◆ **Task brief**
Copy the stretch of the fishing text from "I climbed down" through "began to cast." word for word.

◆ **Supplied text**
As I parked my truck on the shoulder of the winding road, I found no trace of any boats or people. Perhaps the old river had heard me. The river was quiet and smooth and waiting for me. Then I remembered the heaviness of the nine weight that was already strung and waiting for me, adorned with the golden bend-back.

The rod was removed from the truck and I thought back a few nights before and remembered the difficultly I had with it; the stiffness of it that I hadn't felt in many months. But when I picked it up, the heaviness had gone away. It had become familiar again, as comfortable as an old pair of deck shoes.

I climbed down the slope to my awaiting flats. I wanted to smell it, to taste it, to feel it in my hands; to baptize myself in those waters. I waded out to mid-thigh and stopped to pay homage to her and all of her subjects. I stood there in the warm, salty water, watching the rising, golden sun and I enjoyed feeling it hot on my face. I dipped my hand into her water and took in the aroma I had needed two days prior, then wiped it through my beard and hair. I began to cast.

The new line had an unfamiliar finish to it and it sang through the guides as I double-hauled it and shot line on my back and forward false casts. The rod came alive, for it too was now in familiar waters, again. It forgave me for being ignored, and spoke to me as it flexed, sending the new line and its tethered friend out into the clear waters. I stripped the line and felt it between cork and fingers. I raised the tip and repeated the cast. I was back in my element. Again, the fly was brought back, as my mind drifted to another area that could possibly hold a fish.

◆ **Records supplied**
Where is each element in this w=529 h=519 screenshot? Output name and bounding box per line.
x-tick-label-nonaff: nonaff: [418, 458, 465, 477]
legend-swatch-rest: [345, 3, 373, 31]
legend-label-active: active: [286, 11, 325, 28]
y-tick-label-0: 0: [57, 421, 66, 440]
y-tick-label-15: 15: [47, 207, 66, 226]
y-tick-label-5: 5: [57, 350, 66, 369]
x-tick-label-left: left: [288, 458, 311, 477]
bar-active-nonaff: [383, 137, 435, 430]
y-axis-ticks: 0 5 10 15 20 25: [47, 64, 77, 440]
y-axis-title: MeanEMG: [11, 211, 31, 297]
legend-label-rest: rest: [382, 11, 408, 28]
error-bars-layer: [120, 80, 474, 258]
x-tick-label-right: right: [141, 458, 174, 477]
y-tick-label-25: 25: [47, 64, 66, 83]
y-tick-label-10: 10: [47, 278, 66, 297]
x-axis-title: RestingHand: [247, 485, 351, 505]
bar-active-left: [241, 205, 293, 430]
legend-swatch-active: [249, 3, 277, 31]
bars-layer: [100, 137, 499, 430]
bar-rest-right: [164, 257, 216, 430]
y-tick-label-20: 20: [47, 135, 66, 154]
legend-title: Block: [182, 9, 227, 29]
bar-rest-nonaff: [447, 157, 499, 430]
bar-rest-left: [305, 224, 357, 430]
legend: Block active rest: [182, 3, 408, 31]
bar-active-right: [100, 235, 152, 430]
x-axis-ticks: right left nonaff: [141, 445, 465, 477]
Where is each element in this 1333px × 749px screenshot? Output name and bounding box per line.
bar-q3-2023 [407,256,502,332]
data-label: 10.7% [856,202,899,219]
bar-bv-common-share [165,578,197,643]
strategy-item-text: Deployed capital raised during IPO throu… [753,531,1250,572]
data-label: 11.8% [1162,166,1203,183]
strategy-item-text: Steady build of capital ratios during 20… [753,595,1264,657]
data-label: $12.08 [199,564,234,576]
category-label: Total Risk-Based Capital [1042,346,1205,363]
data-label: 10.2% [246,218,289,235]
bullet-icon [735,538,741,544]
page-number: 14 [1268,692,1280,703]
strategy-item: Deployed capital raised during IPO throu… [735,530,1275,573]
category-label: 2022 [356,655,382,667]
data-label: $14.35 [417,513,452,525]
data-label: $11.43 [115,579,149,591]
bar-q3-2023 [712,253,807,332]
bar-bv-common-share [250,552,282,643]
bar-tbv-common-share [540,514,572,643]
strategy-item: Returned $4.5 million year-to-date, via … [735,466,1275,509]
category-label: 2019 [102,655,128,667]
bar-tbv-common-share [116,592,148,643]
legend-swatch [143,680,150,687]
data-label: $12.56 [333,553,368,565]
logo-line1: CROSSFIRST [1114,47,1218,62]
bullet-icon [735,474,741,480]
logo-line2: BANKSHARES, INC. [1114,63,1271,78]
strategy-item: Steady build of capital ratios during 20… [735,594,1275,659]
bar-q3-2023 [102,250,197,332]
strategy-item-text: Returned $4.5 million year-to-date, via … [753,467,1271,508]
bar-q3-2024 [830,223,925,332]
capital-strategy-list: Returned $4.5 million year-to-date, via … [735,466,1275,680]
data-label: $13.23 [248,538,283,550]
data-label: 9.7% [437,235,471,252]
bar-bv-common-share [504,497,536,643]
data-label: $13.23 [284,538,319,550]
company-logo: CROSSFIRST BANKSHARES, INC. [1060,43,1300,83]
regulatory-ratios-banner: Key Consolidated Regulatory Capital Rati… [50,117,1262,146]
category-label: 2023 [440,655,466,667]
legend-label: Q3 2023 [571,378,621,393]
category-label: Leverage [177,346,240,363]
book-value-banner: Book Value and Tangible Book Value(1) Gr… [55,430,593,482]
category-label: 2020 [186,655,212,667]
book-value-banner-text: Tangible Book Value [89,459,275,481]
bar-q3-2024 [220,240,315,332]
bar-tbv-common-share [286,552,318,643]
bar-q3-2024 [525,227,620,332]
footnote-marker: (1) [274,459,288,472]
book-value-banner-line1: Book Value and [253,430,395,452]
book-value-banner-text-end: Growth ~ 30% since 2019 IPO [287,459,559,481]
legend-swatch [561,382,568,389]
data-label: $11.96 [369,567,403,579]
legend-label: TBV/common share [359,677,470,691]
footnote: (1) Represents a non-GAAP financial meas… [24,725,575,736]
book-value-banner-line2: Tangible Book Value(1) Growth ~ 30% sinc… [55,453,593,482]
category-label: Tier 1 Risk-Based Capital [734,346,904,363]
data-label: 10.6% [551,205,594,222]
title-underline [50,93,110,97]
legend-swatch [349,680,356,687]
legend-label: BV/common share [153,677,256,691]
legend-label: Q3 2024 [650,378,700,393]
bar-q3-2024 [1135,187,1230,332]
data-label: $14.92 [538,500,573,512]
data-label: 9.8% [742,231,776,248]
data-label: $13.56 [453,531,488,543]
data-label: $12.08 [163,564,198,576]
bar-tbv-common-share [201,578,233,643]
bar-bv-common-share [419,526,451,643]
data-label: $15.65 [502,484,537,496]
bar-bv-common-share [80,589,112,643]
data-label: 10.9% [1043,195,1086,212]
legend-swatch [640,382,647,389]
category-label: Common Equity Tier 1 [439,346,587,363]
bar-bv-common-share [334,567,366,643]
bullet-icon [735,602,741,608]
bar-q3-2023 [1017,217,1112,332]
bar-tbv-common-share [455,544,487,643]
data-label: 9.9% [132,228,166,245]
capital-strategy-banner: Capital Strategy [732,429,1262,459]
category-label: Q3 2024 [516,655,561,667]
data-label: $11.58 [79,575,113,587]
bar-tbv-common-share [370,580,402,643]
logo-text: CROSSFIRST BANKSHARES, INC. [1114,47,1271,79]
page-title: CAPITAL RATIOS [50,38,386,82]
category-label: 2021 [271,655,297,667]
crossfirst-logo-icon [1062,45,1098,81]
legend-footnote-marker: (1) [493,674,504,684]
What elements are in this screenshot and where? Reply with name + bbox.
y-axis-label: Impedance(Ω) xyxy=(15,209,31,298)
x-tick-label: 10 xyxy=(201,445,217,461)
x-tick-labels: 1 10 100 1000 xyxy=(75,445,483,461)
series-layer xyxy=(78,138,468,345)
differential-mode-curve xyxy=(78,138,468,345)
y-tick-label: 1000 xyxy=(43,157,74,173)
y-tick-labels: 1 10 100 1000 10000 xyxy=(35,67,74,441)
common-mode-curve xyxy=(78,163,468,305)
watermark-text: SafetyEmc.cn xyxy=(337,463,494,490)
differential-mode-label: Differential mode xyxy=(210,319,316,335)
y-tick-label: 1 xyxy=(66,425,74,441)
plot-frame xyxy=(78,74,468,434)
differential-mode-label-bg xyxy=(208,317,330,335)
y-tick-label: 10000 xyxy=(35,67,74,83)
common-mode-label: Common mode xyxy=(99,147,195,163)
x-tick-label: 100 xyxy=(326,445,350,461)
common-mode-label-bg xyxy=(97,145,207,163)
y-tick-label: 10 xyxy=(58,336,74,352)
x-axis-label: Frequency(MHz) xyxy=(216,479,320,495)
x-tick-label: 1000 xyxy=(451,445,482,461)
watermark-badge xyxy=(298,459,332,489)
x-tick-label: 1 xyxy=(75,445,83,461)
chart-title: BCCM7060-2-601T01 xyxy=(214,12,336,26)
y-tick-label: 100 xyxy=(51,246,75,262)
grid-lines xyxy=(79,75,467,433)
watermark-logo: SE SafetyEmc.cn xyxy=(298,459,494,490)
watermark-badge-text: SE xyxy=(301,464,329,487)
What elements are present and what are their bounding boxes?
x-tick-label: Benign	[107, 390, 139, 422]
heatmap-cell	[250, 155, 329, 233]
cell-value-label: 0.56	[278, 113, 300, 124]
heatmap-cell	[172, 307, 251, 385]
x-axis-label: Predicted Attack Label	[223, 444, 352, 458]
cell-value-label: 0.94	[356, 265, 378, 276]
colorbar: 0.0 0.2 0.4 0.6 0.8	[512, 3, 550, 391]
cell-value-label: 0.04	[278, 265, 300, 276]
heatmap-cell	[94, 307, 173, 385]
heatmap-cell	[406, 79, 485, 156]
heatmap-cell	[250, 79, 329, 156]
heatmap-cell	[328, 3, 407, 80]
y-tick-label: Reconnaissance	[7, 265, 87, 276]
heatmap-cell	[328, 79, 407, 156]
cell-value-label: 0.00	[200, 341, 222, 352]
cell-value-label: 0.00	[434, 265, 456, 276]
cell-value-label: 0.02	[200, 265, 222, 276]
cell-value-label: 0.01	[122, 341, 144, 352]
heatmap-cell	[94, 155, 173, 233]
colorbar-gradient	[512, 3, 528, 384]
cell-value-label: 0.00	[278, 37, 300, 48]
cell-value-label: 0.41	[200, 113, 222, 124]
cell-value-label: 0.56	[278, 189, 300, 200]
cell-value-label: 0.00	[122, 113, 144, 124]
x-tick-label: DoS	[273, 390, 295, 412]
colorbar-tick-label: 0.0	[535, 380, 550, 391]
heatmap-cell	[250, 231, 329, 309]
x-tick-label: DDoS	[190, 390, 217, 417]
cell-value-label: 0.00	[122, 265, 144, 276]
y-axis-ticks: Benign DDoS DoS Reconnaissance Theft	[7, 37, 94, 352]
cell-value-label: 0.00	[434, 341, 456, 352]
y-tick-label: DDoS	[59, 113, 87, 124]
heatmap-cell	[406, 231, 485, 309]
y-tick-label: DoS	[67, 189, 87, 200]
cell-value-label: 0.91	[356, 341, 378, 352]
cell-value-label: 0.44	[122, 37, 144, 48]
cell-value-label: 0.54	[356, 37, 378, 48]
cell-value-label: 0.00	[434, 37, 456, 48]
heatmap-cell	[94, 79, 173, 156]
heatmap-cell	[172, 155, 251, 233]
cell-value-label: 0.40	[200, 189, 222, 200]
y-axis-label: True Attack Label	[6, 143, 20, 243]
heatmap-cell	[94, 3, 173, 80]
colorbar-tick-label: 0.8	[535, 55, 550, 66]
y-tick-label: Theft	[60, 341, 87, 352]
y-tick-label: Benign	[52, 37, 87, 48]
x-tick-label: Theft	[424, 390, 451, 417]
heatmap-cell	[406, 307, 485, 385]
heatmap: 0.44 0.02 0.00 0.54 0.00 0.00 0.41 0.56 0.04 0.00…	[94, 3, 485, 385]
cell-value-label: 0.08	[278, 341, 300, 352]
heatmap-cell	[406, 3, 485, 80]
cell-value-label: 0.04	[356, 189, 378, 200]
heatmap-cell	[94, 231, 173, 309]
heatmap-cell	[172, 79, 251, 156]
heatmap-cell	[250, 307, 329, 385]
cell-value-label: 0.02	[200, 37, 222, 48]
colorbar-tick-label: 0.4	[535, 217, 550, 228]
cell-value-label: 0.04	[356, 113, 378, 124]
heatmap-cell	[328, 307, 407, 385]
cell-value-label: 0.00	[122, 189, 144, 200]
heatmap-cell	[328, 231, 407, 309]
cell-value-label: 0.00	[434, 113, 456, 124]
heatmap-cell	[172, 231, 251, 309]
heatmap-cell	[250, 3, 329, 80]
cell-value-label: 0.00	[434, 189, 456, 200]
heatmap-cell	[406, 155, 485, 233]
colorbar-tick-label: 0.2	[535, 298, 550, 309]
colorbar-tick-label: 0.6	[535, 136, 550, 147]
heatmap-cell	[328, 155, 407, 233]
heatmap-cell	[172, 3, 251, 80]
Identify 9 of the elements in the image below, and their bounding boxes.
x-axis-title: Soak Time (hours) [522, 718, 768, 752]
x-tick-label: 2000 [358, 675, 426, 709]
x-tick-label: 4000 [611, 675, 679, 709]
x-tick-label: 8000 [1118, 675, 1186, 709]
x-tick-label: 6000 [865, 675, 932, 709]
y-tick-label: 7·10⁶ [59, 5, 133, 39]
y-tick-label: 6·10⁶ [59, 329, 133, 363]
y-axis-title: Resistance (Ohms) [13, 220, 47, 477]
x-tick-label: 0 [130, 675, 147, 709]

◆ **Worked solution**
I climbed down the slope to my awaiting flats. I wanted to smell it, to taste it, to feel it in my hands; to baptize myself in those waters. I waded out to mid-thigh and stopped to pay homage to her and all of her subjects. I stood there in the warm, salty water, watching the rising, golden sun and I enjoyed feeling it hot on my face. I dipped my hand into her water and took in the aroma I had needed two days prior, then wiped it through my beard and hair. I began to cast.